* **Dataset records**:

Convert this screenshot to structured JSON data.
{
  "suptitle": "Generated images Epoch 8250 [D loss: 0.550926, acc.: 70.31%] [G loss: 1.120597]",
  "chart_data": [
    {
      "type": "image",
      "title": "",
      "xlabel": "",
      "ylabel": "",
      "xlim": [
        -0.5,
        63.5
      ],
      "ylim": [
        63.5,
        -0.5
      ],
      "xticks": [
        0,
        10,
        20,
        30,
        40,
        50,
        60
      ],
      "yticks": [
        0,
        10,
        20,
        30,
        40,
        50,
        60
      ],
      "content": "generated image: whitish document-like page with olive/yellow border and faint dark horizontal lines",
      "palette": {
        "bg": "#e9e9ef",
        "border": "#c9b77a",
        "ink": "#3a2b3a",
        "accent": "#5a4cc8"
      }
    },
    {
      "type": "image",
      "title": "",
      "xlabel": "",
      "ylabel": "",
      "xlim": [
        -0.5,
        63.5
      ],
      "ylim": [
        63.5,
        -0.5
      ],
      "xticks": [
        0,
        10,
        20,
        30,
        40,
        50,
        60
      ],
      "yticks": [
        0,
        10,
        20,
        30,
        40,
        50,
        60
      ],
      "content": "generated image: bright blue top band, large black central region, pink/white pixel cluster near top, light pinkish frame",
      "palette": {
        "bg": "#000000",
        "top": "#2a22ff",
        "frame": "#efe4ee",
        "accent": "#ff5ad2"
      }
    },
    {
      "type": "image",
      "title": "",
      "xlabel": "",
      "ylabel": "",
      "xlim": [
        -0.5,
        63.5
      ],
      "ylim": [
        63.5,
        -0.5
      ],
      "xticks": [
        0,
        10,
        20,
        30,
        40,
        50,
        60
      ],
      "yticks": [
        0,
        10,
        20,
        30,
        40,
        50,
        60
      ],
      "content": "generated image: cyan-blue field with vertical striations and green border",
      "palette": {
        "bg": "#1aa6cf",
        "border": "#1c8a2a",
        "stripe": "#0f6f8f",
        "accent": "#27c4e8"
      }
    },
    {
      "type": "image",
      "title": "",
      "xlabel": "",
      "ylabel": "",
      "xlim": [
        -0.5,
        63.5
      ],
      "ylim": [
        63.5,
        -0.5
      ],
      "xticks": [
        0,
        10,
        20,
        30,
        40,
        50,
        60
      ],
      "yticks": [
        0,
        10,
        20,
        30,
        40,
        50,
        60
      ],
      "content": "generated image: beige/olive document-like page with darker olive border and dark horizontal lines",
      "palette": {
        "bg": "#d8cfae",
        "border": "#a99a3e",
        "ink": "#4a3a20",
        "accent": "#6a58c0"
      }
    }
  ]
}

* **Problem statement**: Please set down all the data word for word.

* **Problem solution**:
Convert this screenshot to structured JSON data.
{
  "suptitle": "Generated images Epoch 8250 [D loss: 0.550926, acc.: 70.31%] [G loss: 1.120597]",
  "chart_data": [
    {
      "type": "image",
      "title": "",
      "xlabel": "",
      "ylabel": "",
      "xlim": [
        -0.5,
        63.5
      ],
      "ylim": [
        63.5,
        -0.5
      ],
      "xticks": [
        0,
        10,
        20,
        30,
        40,
        50,
        60
      ],
      "yticks": [
        0,
        10,
        20,
        30,
        40,
        50,
        60
      ],
      "content": "generated image: whitish document-like page with olive/yellow border and faint dark horizontal lines",
      "palette": {
        "bg": "#e9e9ef",
        "border": "#c9b77a",
        "ink": "#3a2b3a",
        "accent": "#5a4cc8"
      }
    },
    {
      "type": "image",
      "title": "",
      "xlabel": "",
      "ylabel": "",
      "xlim": [
        -0.5,
        63.5
      ],
      "ylim": [
        63.5,
        -0.5
      ],
      "xticks": [
        0,
        10,
        20,
        30,
        40,
        50,
        60
      ],
      "yticks": [
        0,
        10,
        20,
        30,
        40,
        50,
        60
      ],
      "content": "generated image: bright blue top band, large black central region, pink/white pixel cluster near top, light pinkish frame",
      "palette": {
        "bg": "#000000",
        "top": "#2a22ff",
        "frame": "#efe4ee",
        "accent": "#ff5ad2"
      }
    },
    {
      "type": "image",
      "title": "",
      "xlabel": "",
      "ylabel": "",
      "xlim": [
        -0.5,
        63.5
      ],
      "ylim": [
        63.5,
        -0.5
      ],
      "xticks": [
        0,
        10,
        20,
        30,
        40,
        50,
        60
      ],
      "yticks": [
        0,
        10,
        20,
        30,
        40,
        50,
        60
      ],
      "content": "generated image: cyan-blue field with vertical striations and green border",
      "palette": {
        "bg": "#1aa6cf",
        "border": "#1c8a2a",
        "stripe": "#0f6f8f",
        "accent": "#27c4e8"
      }
    },
    {
      "type": "image",
      "title": "",
      "xlabel": "",
      "ylabel": "",
      "xlim": [
        -0.5,
        63.5
      ],
      "ylim": [
        63.5,
        -0.5
      ],
      "xticks": [
        0,
        10,
        20,
        30,
        40,
        50,
        60
      ],
      "yticks": [
        0,
        10,
        20,
        30,
        40,
        50,
        60
      ],
      "content": "generated image: beige/olive document-like page with darker olive border and dark horizontal lines",
      "palette": {
        "bg": "#d8cfae",
        "border": "#a99a3e",
        "ink": "#4a3a20",
        "accent": "#6a58c0"
      }
    }
  ]
}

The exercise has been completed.